= Istruzione scritta =
Riporta ogni riga in cui compare la stringa "name", distinguendo tra maiuscole e minuscole.

Record di annotazione delle regioni:
******

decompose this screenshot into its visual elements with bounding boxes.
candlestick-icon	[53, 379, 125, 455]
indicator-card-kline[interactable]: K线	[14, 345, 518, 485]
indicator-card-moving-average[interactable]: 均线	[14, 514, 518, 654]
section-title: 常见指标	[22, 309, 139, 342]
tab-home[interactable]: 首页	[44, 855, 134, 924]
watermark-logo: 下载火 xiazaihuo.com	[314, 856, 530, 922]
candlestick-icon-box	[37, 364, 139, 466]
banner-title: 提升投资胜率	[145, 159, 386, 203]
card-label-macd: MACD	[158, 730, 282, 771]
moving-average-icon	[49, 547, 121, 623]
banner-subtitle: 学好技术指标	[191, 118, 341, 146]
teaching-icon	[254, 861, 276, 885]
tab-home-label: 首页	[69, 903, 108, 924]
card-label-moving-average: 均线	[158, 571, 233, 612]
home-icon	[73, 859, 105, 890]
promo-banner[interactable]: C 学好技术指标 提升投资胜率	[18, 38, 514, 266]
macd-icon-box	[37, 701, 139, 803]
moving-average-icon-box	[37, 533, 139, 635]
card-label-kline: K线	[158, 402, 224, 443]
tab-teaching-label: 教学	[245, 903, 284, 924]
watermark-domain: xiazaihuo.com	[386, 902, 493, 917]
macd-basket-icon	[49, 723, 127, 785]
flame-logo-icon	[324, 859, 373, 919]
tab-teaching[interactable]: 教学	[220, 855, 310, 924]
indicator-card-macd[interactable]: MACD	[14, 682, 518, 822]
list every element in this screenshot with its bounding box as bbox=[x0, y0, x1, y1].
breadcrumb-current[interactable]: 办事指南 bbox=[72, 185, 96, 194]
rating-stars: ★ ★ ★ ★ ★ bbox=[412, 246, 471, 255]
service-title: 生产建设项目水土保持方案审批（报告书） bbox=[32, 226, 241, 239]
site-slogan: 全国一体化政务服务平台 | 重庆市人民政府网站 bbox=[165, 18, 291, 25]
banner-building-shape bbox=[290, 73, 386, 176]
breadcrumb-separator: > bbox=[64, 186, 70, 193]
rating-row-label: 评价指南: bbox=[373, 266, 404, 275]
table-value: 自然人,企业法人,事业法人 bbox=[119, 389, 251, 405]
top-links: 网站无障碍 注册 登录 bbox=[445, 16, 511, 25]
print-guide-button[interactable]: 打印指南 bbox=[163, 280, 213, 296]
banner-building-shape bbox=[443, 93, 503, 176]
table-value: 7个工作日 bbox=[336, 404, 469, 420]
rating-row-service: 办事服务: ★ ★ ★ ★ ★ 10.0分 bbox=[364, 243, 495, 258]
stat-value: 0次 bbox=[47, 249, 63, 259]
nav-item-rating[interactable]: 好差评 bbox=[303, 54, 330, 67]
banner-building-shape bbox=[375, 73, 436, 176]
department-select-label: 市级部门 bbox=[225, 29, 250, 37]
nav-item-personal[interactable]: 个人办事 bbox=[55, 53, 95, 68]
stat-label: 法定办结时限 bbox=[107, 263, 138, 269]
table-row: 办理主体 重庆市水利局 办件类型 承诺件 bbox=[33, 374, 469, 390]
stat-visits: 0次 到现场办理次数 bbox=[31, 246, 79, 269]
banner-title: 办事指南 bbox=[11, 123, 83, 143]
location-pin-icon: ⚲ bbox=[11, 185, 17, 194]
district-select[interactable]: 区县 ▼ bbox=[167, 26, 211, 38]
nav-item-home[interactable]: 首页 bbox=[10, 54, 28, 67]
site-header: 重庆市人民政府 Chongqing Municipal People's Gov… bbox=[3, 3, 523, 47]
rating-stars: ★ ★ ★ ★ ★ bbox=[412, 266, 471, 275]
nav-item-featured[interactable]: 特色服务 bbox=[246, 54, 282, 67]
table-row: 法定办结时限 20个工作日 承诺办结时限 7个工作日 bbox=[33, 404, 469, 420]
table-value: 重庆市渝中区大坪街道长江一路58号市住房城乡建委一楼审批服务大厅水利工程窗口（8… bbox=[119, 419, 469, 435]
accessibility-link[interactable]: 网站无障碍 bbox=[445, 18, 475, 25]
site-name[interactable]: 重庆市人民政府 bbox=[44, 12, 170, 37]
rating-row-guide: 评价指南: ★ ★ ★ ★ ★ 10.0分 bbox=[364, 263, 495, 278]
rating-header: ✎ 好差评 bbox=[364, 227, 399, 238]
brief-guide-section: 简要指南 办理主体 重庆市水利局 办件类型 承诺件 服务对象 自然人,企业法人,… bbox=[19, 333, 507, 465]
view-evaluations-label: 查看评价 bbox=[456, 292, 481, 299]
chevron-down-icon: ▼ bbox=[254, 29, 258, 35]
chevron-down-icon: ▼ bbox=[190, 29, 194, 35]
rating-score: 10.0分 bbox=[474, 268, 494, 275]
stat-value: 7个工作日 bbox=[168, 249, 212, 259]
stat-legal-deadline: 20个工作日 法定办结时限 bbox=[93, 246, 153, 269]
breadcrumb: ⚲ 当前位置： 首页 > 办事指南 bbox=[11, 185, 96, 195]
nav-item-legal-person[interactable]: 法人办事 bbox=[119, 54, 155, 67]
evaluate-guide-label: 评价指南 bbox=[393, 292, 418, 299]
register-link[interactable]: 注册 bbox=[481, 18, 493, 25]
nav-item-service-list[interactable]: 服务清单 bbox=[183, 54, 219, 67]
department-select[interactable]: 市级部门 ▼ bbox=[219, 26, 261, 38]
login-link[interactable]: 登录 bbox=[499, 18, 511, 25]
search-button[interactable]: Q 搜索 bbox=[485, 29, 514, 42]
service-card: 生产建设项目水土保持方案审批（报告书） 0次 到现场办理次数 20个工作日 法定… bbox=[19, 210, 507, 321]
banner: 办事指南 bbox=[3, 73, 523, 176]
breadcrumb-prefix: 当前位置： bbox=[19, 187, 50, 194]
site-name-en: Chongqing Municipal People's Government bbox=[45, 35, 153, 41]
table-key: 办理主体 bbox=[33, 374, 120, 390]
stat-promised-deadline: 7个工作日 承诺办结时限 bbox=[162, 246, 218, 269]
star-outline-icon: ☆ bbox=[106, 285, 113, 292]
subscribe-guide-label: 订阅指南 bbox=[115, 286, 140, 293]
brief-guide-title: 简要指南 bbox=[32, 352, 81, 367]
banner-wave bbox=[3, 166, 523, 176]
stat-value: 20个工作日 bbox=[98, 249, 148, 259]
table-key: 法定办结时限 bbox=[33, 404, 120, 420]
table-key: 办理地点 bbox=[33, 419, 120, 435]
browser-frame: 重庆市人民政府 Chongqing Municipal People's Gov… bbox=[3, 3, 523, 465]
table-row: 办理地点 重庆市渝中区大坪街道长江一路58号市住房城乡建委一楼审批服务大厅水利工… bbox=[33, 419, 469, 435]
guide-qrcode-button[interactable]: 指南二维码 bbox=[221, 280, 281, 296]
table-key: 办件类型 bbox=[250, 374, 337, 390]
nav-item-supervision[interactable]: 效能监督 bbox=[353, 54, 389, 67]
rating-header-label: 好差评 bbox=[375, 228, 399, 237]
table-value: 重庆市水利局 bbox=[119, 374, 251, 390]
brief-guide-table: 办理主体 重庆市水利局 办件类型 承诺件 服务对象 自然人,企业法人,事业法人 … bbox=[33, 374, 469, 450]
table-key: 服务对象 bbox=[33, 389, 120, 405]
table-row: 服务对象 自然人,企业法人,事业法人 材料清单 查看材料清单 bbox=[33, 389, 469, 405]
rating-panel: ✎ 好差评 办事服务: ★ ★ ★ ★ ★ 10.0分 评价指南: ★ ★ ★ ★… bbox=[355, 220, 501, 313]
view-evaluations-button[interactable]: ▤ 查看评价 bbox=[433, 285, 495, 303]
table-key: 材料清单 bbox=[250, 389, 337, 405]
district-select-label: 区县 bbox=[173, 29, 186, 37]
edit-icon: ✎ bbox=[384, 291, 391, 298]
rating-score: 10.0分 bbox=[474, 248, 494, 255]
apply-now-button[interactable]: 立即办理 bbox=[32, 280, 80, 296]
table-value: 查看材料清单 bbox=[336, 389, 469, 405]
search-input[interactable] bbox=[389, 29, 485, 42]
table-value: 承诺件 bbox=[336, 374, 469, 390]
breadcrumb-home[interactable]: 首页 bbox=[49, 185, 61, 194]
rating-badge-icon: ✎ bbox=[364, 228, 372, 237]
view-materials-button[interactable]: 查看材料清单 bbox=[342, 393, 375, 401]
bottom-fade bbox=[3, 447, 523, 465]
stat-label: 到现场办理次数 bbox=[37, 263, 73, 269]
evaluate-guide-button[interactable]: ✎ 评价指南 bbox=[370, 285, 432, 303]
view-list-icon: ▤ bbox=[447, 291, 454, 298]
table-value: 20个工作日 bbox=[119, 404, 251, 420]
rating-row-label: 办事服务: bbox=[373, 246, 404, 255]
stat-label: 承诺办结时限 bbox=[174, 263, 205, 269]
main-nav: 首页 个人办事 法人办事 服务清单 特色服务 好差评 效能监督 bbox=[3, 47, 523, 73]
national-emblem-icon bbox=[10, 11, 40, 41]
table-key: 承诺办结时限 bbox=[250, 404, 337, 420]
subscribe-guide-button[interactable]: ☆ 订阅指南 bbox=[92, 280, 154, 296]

******

= Risultato =
site-name[interactable]: 重庆市人民政府 bbox=[44, 12, 170, 37]
site-name-en: Chongqing Municipal People's Government bbox=[45, 35, 153, 41]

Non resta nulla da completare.